(Rows from a layout dataset)
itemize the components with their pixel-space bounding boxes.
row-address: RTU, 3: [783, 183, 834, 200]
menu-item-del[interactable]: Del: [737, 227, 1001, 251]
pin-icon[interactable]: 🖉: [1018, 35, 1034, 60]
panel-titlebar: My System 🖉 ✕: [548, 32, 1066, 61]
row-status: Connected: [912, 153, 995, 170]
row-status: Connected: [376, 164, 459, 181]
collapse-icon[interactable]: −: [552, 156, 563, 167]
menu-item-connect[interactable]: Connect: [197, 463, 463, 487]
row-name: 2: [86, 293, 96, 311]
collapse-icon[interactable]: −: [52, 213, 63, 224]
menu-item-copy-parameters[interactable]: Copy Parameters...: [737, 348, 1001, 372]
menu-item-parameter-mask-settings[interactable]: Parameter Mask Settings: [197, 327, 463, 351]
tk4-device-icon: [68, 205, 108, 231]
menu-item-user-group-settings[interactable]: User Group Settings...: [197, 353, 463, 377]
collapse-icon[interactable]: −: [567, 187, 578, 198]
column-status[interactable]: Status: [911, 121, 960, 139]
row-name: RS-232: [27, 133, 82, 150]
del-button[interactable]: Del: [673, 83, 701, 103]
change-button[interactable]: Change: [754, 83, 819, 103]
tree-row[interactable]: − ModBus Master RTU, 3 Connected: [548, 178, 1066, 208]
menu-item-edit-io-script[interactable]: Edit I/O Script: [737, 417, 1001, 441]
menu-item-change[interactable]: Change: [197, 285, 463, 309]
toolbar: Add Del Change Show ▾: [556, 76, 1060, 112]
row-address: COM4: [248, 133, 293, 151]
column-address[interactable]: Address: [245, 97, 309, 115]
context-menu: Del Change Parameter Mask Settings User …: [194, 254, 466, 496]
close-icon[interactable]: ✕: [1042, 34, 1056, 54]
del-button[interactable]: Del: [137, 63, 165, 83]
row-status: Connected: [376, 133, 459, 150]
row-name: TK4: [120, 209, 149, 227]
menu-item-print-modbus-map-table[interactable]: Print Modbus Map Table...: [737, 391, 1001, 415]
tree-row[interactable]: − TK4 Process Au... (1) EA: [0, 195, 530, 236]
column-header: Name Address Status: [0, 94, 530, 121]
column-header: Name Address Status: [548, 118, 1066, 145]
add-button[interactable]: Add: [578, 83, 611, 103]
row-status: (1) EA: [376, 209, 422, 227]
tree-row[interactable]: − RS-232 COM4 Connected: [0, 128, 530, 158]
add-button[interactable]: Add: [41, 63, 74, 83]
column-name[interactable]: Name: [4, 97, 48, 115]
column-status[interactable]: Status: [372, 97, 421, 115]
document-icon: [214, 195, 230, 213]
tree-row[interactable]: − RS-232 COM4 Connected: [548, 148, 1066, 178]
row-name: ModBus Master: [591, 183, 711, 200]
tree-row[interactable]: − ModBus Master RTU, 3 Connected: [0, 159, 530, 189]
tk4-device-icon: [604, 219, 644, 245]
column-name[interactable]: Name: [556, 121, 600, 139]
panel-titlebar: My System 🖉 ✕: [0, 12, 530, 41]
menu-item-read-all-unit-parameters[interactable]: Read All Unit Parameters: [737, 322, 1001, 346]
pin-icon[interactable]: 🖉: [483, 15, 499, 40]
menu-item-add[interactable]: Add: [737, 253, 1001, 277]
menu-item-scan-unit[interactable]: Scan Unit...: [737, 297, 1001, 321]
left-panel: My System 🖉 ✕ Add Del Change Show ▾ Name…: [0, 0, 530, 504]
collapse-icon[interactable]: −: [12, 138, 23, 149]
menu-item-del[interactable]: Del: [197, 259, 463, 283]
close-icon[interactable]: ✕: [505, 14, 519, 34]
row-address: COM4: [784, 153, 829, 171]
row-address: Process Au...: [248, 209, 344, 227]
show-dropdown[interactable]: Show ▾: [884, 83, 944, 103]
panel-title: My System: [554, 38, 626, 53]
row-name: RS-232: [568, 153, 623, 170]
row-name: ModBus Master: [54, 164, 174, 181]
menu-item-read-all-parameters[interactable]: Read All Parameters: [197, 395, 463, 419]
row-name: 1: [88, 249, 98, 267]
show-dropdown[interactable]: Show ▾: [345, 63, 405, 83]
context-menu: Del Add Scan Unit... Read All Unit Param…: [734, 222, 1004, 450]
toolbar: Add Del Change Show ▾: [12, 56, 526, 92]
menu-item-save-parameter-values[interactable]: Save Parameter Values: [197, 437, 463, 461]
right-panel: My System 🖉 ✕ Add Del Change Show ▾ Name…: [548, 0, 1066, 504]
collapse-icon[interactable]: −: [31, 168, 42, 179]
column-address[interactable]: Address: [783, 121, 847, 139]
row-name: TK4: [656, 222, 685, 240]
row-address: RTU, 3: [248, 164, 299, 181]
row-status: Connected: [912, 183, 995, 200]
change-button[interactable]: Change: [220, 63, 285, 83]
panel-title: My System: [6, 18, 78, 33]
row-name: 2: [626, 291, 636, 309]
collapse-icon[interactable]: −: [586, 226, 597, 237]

(TASK GOAL)
Copy out every line of all the items above verbatim.

(RESULT OF THIS EXERCISE)
itemize the components with their pixel-space bounding boxes.
row-address: RTU, 3: [783, 183, 834, 200]
menu-item-del[interactable]: Del: [737, 227, 1001, 251]
pin-icon[interactable]: 🖉: [1018, 35, 1034, 60]
panel-titlebar: My System 🖉 ✕: [548, 32, 1066, 61]
row-status: Connected: [912, 153, 995, 170]
row-status: Connected: [376, 164, 459, 181]
collapse-icon[interactable]: −: [552, 156, 563, 167]
menu-item-connect[interactable]: Connect: [197, 463, 463, 487]
row-name: 2: [86, 293, 96, 311]
collapse-icon[interactable]: −: [52, 213, 63, 224]
menu-item-copy-parameters[interactable]: Copy Parameters...: [737, 348, 1001, 372]
menu-item-parameter-mask-settings[interactable]: Parameter Mask Settings: [197, 327, 463, 351]
tk4-device-icon: [68, 205, 108, 231]
menu-item-user-group-settings[interactable]: User Group Settings...: [197, 353, 463, 377]
collapse-icon[interactable]: −: [567, 187, 578, 198]
column-status[interactable]: Status: [911, 121, 960, 139]
row-name: RS-232: [27, 133, 82, 150]
del-button[interactable]: Del: [673, 83, 701, 103]
change-button[interactable]: Change: [754, 83, 819, 103]
tree-row[interactable]: − ModBus Master RTU, 3 Connected: [548, 178, 1066, 208]
menu-item-edit-io-script[interactable]: Edit I/O Script: [737, 417, 1001, 441]
menu-item-change[interactable]: Change: [197, 285, 463, 309]
toolbar: Add Del Change Show ▾: [556, 76, 1060, 112]
row-address: COM4: [248, 133, 293, 151]
column-address[interactable]: Address: [245, 97, 309, 115]
context-menu: Del Change Parameter Mask Settings User …: [194, 254, 466, 496]
close-icon[interactable]: ✕: [1042, 34, 1056, 54]
del-button[interactable]: Del: [137, 63, 165, 83]
row-status: Connected: [376, 133, 459, 150]
row-name: TK4: [120, 209, 149, 227]
menu-item-print-modbus-map-table[interactable]: Print Modbus Map Table...: [737, 391, 1001, 415]
tree-row[interactable]: − TK4 Process Au... (1) EA: [0, 195, 530, 236]
column-header: Name Address Status: [0, 94, 530, 121]
column-header: Name Address Status: [548, 118, 1066, 145]
add-button[interactable]: Add: [578, 83, 611, 103]
row-status: (1) EA: [376, 209, 422, 227]
tree-row[interactable]: − RS-232 COM4 Connected: [0, 128, 530, 158]
add-button[interactable]: Add: [41, 63, 74, 83]
column-name[interactable]: Name: [4, 97, 48, 115]
column-status[interactable]: Status: [372, 97, 421, 115]
document-icon: [214, 195, 230, 213]
tree-row[interactable]: − RS-232 COM4 Connected: [548, 148, 1066, 178]
row-name: ModBus Master: [591, 183, 711, 200]
tree-row[interactable]: − ModBus Master RTU, 3 Connected: [0, 159, 530, 189]
tk4-device-icon: [604, 219, 644, 245]
column-name[interactable]: Name: [556, 121, 600, 139]
panel-titlebar: My System 🖉 ✕: [0, 12, 530, 41]
menu-item-read-all-unit-parameters[interactable]: Read All Unit Parameters: [737, 322, 1001, 346]
pin-icon[interactable]: 🖉: [483, 15, 499, 40]
menu-item-add[interactable]: Add: [737, 253, 1001, 277]
menu-item-scan-unit[interactable]: Scan Unit...: [737, 297, 1001, 321]
left-panel: My System 🖉 ✕ Add Del Change Show ▾ Name…: [0, 0, 530, 504]
collapse-icon[interactable]: −: [12, 138, 23, 149]
menu-item-del[interactable]: Del: [197, 259, 463, 283]
close-icon[interactable]: ✕: [505, 14, 519, 34]
row-address: COM4: [784, 153, 829, 171]
row-address: Process Au...: [248, 209, 344, 227]
show-dropdown[interactable]: Show ▾: [884, 83, 944, 103]
panel-title: My System: [554, 38, 626, 53]
row-name: RS-232: [568, 153, 623, 170]
row-name: ModBus Master: [54, 164, 174, 181]
menu-item-read-all-parameters[interactable]: Read All Parameters: [197, 395, 463, 419]
row-name: 1: [88, 249, 98, 267]
show-dropdown[interactable]: Show ▾: [345, 63, 405, 83]
context-menu: Del Add Scan Unit... Read All Unit Param…: [734, 222, 1004, 450]
toolbar: Add Del Change Show ▾: [12, 56, 526, 92]
menu-item-save-parameter-values[interactable]: Save Parameter Values: [197, 437, 463, 461]
right-panel: My System 🖉 ✕ Add Del Change Show ▾ Name…: [548, 0, 1066, 504]
collapse-icon[interactable]: −: [31, 168, 42, 179]
column-address[interactable]: Address: [783, 121, 847, 139]
row-name: TK4: [656, 222, 685, 240]
row-address: RTU, 3: [248, 164, 299, 181]
row-status: Connected: [912, 183, 995, 200]
change-button[interactable]: Change: [220, 63, 285, 83]
panel-title: My System: [6, 18, 78, 33]
row-name: 2: [626, 291, 636, 309]
collapse-icon[interactable]: −: [586, 226, 597, 237]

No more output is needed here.